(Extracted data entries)
_ _ _ _ _ _ _
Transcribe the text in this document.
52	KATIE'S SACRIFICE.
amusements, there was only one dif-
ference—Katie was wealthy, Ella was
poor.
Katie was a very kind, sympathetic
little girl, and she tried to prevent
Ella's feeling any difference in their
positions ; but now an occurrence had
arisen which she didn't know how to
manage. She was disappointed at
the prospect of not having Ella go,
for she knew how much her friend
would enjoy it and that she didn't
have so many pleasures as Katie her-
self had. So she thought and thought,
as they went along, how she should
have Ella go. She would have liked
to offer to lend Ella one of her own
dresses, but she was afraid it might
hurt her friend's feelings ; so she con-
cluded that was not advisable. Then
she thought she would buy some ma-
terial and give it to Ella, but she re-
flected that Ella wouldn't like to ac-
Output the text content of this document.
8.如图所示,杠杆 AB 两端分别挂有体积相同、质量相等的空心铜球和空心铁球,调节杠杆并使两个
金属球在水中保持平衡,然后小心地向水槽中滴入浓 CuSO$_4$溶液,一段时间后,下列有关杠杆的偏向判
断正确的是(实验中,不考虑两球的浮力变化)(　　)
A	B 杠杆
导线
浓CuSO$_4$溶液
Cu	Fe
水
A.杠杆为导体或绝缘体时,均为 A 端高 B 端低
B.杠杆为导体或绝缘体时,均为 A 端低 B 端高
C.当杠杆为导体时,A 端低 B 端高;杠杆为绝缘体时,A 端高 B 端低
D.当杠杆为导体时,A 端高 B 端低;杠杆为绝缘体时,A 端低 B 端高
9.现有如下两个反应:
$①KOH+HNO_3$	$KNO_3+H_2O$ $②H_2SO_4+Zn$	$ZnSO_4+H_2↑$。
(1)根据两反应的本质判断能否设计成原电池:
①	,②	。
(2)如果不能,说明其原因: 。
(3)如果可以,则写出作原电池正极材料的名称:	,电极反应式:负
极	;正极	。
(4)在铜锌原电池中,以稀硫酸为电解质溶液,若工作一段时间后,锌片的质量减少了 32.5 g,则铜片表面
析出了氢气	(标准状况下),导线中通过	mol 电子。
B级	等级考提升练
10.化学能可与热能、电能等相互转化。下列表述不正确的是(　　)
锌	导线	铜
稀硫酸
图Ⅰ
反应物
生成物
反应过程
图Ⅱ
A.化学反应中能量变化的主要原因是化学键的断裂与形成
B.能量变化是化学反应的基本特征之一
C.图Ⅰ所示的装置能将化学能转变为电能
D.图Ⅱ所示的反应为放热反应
_ _ _ _ _ _ _
TASK –
Output exactly the lines from the one containing "Output the text content of this document." through the last line of the entries, both ends included.

FINAL ANSWER –
Output the text content of this document.
8.如图所示,杠杆 AB 两端分别挂有体积相同、质量相等的空心铜球和空心铁球,调节杠杆并使两个
金属球在水中保持平衡,然后小心地向水槽中滴入浓 CuSO$_4$溶液,一段时间后,下列有关杠杆的偏向判
断正确的是(实验中,不考虑两球的浮力变化)(　　)
A	B 杠杆
导线
浓CuSO$_4$溶液
Cu	Fe
水
A.杠杆为导体或绝缘体时,均为 A 端高 B 端低
B.杠杆为导体或绝缘体时,均为 A 端低 B 端高
C.当杠杆为导体时,A 端低 B 端高;杠杆为绝缘体时,A 端高 B 端低
D.当杠杆为导体时,A 端高 B 端低;杠杆为绝缘体时,A 端低 B 端高
9.现有如下两个反应:
$①KOH+HNO_3$	$KNO_3+H_2O$ $②H_2SO_4+Zn$	$ZnSO_4+H_2↑$。
(1)根据两反应的本质判断能否设计成原电池:
①	,②	。
(2)如果不能,说明其原因: 。
(3)如果可以,则写出作原电池正极材料的名称:	,电极反应式:负
极	;正极	。
(4)在铜锌原电池中,以稀硫酸为电解质溶液,若工作一段时间后,锌片的质量减少了 32.5 g,则铜片表面
析出了氢气	(标准状况下),导线中通过	mol 电子。
B级	等级考提升练
10.化学能可与热能、电能等相互转化。下列表述不正确的是(　　)
锌	导线	铜
稀硫酸
图Ⅰ
反应物
生成物
反应过程
图Ⅱ
A.化学反应中能量变化的主要原因是化学键的断裂与形成
B.能量变化是化学反应的基本特征之一
C.图Ⅰ所示的装置能将化学能转变为电能
D.图Ⅱ所示的反应为放热反应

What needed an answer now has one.